╭─ Records to process

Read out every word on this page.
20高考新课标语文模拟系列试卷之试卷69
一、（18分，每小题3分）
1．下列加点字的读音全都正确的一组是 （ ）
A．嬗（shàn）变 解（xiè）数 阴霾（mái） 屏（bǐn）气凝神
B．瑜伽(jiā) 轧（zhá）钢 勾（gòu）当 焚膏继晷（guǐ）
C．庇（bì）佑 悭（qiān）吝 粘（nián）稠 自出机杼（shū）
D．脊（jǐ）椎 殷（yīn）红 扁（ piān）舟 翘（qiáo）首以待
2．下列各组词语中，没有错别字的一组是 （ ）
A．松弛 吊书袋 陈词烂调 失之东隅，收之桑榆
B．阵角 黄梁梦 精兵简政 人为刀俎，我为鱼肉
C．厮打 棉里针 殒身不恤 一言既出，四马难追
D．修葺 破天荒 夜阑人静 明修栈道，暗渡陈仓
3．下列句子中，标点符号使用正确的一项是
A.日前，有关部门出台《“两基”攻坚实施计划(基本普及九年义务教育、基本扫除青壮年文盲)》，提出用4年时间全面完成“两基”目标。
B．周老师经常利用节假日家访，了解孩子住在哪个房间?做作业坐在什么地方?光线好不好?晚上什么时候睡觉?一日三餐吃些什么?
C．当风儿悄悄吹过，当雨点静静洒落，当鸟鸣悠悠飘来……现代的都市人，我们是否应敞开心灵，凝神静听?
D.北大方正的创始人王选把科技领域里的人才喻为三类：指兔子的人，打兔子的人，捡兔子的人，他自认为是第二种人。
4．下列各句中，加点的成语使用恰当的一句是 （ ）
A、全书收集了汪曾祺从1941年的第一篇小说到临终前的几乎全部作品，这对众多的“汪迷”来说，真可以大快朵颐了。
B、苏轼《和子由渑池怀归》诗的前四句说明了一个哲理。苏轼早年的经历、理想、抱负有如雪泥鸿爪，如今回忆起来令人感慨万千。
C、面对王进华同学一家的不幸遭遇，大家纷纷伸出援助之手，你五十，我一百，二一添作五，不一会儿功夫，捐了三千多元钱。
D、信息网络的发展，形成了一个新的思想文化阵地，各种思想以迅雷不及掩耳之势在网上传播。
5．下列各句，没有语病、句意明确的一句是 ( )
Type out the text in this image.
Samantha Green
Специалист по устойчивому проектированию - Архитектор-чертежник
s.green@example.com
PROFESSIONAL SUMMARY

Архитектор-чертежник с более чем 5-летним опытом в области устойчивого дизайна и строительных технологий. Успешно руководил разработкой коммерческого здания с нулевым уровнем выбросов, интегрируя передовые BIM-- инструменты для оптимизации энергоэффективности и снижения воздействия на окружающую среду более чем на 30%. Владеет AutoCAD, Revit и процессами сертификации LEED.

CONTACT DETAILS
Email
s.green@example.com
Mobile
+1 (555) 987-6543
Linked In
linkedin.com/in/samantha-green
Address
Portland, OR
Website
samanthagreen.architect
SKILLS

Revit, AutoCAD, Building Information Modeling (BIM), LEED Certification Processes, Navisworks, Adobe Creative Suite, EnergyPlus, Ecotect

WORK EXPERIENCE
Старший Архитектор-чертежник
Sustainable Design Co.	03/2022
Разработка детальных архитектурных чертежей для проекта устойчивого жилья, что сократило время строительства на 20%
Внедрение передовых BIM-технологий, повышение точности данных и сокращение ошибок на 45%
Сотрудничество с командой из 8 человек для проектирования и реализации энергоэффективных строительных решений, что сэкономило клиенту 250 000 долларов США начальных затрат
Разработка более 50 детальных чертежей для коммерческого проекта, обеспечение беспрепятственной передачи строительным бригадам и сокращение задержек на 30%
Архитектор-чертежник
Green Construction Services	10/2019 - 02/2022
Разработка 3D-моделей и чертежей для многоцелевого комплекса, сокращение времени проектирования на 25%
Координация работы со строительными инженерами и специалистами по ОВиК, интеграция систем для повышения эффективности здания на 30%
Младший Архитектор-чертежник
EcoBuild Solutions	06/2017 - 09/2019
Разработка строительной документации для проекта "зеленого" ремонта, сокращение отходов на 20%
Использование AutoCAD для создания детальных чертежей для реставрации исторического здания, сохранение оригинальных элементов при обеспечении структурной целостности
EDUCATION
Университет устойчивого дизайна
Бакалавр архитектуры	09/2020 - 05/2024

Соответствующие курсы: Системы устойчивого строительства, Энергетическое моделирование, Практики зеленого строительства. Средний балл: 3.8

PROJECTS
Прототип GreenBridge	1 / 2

╰─

§ Prompt
In the records above, find each line that holds the word "Разработка"; copy all such lines.

§ Solution to this task
Разработка детальных архитектурных чертежей для проекта устойчивого жилья, что сократило время строительства на 20%
Разработка более 50 детальных чертежей для коммерческого проекта, обеспечение беспрепятственной передачи строительным бригадам и сокращение задержек на 30%
Разработка 3D-моделей и чертежей для многоцелевого комплекса, сокращение времени проектирования на 25%
Разработка строительной документации для проекта "зеленого" ремонта, сокращение отходов на 20%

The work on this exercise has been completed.